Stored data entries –
====
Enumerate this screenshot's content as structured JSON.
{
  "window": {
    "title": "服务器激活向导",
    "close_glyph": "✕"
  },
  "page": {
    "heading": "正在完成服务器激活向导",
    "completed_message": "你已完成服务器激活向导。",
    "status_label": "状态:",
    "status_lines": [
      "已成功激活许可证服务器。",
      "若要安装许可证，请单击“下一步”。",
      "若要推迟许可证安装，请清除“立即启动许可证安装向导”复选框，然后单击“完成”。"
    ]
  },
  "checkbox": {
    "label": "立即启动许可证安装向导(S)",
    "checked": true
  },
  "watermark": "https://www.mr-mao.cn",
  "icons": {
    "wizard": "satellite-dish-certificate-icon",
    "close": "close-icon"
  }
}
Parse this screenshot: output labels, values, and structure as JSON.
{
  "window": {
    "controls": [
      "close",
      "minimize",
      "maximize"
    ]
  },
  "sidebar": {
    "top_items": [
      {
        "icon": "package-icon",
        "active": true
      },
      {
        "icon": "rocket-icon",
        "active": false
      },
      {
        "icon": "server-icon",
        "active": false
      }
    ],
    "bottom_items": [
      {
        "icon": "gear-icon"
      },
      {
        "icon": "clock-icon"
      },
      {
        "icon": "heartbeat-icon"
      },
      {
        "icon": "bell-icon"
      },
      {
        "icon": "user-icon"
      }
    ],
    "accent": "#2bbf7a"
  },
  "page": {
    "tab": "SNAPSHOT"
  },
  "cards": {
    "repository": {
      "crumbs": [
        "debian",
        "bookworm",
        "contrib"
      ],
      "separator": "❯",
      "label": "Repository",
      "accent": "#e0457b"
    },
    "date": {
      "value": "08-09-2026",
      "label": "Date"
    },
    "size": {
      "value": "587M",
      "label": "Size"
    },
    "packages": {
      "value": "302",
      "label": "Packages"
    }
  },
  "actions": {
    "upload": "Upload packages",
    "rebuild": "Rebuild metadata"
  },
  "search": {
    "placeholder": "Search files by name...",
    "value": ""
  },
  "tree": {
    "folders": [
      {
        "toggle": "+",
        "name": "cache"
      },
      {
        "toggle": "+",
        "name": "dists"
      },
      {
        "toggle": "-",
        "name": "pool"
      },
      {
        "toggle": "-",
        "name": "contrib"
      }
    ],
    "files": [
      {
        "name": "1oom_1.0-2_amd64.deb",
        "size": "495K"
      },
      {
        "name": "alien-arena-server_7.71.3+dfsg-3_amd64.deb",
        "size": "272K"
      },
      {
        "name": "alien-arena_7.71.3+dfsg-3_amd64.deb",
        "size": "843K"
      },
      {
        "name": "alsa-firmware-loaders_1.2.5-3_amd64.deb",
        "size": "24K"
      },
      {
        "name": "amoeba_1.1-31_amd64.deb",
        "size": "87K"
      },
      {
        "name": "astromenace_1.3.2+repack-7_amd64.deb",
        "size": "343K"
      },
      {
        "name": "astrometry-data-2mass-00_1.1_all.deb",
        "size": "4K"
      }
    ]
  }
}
====
EXERCISE DETAILS – Show every line from the listing above in which the string "dfsg" appears.

TASK ANSWER –
        "name": "alien-arena-server_7.71.3+dfsg-3_amd64.deb",
        "name": "alien-arena_7.71.3+dfsg-3_amd64.deb",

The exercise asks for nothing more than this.